| Task brief |
Copy each line of the records that contains the word "체험활동".

| Exercise materials |
────────

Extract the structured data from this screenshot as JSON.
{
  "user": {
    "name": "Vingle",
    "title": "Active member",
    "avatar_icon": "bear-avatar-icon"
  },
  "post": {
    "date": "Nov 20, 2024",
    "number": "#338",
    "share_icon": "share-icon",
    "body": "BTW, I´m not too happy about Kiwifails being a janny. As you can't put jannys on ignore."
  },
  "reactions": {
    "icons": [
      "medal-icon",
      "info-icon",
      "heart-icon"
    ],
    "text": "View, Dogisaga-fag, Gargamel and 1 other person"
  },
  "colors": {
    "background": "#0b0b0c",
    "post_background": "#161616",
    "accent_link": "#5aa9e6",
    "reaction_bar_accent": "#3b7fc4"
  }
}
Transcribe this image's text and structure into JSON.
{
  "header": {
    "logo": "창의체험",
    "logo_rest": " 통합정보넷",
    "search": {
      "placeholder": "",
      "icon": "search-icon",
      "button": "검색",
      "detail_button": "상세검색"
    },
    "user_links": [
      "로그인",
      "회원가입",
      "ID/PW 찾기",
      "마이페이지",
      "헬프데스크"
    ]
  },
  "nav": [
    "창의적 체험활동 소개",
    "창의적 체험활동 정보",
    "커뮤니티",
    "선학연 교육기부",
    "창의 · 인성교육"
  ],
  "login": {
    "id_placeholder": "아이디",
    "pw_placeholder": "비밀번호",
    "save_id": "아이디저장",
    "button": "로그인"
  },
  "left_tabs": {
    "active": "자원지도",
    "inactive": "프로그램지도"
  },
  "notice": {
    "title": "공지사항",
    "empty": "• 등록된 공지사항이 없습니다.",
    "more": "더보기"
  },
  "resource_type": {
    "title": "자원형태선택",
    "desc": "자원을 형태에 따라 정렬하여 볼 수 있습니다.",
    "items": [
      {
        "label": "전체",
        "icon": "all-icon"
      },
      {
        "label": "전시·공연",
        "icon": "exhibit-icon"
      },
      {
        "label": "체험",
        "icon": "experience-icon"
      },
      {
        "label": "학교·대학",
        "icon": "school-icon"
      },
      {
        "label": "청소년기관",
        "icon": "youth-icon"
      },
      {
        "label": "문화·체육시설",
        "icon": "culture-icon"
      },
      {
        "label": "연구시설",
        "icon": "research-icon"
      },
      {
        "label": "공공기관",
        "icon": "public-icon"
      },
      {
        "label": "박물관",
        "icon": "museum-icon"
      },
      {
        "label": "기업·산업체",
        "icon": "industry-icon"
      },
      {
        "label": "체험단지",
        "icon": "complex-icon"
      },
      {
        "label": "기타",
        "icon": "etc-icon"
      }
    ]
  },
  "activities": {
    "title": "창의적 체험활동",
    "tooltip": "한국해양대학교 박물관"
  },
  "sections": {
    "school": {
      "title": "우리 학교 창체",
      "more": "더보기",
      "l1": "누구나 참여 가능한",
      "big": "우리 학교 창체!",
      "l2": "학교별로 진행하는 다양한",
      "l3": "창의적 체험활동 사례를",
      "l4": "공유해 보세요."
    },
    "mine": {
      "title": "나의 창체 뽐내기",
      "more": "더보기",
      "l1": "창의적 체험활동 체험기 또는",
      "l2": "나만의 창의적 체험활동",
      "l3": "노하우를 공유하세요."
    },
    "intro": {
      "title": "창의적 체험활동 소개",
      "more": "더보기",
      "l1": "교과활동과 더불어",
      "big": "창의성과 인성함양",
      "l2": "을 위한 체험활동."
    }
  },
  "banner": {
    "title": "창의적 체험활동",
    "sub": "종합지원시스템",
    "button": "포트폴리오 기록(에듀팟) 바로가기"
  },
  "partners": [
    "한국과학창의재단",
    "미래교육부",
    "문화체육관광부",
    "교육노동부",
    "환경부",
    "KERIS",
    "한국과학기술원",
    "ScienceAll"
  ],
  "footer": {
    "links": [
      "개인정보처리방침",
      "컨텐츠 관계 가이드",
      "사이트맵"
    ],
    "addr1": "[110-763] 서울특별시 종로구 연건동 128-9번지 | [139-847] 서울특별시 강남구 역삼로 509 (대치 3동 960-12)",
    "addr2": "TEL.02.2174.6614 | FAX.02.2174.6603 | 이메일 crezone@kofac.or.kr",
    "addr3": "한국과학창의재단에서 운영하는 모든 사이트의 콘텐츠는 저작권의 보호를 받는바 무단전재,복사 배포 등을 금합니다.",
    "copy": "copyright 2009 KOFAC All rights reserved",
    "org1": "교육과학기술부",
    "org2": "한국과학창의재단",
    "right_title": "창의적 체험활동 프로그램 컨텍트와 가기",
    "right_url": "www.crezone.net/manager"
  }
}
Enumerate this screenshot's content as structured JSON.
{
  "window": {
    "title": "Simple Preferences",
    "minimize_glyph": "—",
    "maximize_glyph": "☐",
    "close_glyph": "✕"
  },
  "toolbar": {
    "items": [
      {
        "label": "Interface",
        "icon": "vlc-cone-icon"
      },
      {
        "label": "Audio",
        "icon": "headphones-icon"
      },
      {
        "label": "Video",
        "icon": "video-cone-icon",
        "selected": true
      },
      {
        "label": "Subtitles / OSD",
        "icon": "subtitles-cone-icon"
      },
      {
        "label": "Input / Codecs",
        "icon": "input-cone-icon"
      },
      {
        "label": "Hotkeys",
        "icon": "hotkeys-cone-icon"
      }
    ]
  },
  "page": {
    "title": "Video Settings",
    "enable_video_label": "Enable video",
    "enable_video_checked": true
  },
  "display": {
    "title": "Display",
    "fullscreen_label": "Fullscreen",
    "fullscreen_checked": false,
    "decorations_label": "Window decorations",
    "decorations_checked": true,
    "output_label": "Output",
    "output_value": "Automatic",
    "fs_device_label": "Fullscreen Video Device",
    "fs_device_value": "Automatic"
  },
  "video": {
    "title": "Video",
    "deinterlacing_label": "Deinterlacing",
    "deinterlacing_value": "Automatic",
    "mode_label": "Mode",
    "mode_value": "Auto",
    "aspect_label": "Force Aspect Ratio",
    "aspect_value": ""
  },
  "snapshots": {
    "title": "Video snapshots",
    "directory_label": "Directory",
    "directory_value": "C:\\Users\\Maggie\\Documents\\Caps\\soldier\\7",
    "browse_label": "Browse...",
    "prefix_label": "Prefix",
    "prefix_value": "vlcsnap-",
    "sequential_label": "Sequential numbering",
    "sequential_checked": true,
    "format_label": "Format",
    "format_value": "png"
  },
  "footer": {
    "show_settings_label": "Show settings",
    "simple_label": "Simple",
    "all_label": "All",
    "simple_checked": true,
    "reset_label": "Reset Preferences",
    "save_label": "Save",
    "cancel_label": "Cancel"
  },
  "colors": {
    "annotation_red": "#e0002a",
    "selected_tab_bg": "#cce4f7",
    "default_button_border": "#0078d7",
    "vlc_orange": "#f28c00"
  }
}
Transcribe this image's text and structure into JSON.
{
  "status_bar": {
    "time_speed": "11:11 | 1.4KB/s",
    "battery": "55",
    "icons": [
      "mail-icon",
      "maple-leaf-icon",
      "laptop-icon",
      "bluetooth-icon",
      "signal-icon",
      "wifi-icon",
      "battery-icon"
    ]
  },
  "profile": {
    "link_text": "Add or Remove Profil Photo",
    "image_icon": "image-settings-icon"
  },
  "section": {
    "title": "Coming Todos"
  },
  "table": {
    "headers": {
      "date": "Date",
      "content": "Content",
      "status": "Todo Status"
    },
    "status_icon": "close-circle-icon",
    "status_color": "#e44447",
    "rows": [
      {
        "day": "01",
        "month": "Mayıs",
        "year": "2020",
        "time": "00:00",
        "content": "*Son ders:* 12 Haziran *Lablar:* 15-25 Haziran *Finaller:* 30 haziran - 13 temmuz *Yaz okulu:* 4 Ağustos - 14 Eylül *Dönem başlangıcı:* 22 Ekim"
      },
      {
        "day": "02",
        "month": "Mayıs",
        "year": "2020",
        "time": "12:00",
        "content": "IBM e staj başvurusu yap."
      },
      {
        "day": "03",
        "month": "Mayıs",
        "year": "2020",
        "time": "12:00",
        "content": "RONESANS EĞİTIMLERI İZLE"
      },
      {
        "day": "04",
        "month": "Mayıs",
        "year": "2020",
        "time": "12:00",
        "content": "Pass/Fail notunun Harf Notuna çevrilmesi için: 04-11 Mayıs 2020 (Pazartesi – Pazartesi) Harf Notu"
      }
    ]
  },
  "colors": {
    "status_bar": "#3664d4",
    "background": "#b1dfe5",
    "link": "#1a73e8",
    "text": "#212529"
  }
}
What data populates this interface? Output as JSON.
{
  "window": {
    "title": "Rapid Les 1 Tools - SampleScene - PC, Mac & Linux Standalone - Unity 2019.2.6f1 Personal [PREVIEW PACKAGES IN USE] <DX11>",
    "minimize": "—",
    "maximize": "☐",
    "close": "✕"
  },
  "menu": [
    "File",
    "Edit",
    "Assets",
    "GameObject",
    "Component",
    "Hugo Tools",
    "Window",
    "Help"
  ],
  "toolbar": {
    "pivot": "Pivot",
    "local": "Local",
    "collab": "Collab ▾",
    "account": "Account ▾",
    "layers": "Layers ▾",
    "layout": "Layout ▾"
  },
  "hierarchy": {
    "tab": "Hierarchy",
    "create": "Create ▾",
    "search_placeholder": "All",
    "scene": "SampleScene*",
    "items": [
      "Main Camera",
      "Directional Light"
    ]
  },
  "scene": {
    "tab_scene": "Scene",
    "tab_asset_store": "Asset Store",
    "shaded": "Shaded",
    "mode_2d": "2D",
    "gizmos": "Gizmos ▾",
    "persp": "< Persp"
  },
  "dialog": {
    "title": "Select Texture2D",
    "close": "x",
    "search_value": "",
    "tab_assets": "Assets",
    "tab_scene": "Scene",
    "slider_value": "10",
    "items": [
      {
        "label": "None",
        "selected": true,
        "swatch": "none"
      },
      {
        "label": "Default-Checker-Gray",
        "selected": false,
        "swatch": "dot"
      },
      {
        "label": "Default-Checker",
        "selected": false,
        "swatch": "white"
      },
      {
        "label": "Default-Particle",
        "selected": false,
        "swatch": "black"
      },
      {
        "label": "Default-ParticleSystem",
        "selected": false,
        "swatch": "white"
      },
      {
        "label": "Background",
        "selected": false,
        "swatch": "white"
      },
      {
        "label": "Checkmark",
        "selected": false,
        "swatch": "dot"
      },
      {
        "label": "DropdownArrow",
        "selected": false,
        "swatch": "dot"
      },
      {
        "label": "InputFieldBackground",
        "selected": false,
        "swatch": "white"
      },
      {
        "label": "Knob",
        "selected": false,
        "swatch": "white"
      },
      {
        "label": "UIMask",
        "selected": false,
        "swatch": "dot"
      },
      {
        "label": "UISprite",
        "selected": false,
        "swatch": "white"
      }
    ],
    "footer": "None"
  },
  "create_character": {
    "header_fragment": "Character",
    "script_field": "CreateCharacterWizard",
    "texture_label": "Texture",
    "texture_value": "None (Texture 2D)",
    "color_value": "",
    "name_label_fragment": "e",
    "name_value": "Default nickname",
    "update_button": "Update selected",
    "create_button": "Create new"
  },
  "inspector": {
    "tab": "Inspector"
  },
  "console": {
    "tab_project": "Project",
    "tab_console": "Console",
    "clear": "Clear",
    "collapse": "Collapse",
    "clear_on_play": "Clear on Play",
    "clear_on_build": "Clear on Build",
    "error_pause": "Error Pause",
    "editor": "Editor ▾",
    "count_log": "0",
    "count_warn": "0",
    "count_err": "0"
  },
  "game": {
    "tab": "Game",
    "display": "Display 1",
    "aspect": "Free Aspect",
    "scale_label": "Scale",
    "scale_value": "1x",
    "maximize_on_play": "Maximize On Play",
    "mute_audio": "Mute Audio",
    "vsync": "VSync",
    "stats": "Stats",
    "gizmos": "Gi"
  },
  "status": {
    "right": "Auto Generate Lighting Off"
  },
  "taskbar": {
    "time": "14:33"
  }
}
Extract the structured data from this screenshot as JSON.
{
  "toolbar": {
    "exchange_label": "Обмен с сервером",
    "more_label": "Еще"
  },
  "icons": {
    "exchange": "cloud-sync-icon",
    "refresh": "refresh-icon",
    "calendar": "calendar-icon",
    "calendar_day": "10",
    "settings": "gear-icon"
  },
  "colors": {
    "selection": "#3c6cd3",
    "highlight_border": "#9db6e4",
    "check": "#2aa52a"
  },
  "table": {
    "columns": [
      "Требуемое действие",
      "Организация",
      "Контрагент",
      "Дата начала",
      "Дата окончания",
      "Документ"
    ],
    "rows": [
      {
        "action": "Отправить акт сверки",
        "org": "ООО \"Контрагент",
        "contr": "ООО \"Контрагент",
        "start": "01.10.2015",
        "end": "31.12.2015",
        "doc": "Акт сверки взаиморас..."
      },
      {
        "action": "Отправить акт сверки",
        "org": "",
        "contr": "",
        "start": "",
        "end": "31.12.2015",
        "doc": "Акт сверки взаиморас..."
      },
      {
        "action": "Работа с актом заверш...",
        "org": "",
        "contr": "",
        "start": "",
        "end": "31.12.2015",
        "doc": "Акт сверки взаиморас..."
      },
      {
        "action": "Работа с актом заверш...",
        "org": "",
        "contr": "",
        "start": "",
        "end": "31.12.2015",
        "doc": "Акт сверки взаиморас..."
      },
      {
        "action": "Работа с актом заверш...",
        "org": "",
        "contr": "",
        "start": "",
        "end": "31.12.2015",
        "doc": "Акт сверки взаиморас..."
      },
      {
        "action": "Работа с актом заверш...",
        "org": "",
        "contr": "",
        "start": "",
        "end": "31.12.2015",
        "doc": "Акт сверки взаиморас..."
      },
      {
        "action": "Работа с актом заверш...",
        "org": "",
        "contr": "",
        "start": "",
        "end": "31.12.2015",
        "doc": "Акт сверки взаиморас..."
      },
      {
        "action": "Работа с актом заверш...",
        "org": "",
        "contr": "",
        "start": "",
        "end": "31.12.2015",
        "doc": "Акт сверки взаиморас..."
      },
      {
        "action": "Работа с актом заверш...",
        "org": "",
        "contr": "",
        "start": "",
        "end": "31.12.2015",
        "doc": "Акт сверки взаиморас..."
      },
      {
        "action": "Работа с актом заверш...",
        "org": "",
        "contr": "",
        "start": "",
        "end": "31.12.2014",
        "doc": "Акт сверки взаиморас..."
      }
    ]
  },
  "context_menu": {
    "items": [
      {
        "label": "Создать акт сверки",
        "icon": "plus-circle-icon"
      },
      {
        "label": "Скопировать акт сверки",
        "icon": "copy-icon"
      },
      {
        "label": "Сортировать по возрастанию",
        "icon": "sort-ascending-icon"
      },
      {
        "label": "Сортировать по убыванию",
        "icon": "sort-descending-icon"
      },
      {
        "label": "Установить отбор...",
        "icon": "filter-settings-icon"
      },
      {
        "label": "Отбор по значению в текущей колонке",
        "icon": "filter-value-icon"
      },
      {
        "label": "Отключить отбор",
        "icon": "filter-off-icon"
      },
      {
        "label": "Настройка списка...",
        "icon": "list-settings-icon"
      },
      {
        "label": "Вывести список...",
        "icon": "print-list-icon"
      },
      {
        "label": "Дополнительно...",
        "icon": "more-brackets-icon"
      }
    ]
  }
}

────────

| Completed exercise |
    "창의적 체험활동 소개",
    "창의적 체험활동 정보",
    "title": "창의적 체험활동",
      "l3": "창의적 체험활동 사례를",
      "l1": "창의적 체험활동 체험기 또는",
      "l2": "나만의 창의적 체험활동",
      "title": "창의적 체험활동 소개",
      "l2": "을 위한 체험활동."
    "title": "창의적 체험활동",
    "right_title": "창의적 체험활동 프로그램 컨텍트와 가기",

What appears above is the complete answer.